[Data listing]
# # # # #

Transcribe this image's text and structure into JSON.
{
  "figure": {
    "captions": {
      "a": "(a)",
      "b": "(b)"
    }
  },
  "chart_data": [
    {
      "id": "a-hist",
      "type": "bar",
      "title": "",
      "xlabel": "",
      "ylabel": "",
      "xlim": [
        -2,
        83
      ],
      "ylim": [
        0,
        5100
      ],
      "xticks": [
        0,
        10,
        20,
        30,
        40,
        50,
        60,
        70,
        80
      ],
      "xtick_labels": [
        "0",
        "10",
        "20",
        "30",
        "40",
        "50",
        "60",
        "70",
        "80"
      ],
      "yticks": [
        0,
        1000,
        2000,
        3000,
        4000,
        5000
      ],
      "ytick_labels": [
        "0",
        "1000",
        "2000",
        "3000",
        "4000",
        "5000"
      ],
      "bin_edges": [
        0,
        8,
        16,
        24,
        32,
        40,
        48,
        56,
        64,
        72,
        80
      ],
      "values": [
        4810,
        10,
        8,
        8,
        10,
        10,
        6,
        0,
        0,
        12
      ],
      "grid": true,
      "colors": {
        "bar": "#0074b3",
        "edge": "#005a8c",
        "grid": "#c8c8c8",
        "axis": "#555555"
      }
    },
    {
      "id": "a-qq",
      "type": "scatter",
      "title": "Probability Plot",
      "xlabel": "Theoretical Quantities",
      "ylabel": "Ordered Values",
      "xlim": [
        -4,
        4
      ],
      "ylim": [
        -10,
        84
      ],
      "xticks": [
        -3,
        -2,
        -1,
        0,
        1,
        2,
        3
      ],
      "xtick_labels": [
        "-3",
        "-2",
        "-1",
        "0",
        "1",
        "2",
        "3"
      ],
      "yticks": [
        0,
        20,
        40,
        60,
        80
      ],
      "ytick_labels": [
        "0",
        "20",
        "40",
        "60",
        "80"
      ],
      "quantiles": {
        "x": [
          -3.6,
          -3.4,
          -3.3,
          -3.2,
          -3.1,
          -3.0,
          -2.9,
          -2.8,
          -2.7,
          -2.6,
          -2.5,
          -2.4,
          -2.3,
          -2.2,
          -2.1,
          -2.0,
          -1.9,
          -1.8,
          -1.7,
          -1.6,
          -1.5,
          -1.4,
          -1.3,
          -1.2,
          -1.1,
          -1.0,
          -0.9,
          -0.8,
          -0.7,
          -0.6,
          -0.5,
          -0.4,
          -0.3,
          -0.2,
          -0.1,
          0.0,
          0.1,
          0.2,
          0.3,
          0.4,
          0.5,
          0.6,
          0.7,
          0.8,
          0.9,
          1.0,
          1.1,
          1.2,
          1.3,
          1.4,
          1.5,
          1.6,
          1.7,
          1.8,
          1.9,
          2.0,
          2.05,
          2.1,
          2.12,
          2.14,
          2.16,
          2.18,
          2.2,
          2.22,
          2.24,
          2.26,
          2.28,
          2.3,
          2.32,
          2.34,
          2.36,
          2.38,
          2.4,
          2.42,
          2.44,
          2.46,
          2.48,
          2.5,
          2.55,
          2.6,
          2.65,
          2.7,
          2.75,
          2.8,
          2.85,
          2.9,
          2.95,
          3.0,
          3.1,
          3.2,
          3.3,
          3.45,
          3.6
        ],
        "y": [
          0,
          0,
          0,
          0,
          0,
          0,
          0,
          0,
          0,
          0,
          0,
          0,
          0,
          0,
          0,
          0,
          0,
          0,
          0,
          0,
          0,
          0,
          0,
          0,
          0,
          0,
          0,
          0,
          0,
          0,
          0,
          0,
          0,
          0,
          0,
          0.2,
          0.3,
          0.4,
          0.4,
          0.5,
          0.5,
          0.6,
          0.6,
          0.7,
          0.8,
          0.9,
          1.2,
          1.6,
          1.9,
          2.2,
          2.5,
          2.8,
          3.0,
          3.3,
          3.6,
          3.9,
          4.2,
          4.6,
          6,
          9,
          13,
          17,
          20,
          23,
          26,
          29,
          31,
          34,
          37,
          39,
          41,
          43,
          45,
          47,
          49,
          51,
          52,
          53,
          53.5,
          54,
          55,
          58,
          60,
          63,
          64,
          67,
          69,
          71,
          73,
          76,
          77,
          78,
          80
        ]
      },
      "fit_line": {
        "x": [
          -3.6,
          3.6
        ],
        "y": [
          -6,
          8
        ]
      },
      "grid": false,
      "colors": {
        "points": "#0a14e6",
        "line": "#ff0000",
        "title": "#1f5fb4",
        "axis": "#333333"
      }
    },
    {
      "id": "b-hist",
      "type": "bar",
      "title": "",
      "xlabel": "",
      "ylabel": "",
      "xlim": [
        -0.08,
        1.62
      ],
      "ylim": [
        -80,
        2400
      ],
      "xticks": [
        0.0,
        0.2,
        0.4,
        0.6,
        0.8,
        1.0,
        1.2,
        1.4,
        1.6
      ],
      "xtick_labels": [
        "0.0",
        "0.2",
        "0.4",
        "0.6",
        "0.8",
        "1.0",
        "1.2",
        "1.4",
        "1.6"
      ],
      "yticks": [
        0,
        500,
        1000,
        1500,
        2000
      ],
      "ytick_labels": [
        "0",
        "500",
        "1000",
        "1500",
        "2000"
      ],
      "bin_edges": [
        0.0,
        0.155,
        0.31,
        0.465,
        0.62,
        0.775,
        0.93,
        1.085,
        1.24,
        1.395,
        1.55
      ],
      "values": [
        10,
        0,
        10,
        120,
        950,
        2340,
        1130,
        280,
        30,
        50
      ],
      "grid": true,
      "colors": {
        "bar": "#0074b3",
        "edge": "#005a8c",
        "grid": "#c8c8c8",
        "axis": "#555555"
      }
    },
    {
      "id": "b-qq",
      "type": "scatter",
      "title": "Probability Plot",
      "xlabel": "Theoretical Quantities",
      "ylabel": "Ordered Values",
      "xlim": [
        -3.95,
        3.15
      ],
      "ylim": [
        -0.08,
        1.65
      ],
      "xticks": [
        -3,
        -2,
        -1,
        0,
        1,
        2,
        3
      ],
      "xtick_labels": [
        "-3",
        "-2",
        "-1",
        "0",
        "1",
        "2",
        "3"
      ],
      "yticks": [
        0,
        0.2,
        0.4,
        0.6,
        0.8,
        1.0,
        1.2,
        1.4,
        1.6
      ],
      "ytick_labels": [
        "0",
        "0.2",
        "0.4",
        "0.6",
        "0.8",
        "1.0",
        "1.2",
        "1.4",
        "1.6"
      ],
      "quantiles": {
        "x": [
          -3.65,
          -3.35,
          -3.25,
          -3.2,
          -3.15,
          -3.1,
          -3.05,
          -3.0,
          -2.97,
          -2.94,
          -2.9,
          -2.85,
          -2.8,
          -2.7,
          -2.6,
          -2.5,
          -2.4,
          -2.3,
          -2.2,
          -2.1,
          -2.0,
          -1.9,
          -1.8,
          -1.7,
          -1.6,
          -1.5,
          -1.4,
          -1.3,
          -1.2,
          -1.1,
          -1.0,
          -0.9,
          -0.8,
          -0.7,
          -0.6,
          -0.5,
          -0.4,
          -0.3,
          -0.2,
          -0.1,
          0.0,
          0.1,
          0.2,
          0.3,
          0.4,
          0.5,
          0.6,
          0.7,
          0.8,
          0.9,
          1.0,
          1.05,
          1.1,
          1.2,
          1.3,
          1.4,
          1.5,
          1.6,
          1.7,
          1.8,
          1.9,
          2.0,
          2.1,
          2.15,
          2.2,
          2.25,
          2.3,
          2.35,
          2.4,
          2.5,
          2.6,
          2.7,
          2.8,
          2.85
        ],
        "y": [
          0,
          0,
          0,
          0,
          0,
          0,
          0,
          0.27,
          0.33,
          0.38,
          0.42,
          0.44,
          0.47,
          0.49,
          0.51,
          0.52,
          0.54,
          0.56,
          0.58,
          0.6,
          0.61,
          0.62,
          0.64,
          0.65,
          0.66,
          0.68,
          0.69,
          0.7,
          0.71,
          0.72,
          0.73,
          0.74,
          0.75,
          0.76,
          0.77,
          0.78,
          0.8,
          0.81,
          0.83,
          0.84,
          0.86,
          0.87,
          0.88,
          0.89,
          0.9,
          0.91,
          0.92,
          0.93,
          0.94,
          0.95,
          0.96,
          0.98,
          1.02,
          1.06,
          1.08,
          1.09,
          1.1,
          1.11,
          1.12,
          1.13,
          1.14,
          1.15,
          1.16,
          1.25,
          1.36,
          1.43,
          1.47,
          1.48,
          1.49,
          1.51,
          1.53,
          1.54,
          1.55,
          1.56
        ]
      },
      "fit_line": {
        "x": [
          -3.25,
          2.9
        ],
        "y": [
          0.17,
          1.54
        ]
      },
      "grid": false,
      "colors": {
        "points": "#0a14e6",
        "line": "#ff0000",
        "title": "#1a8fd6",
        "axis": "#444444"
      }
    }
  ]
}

# # # # #

What you should do:
Using the listing, collect all lines in which the string "axis" is found.

Worked solution:
        "axis": "#555555"
        "axis": "#333333"
        "axis": "#555555"
        "axis": "#444444"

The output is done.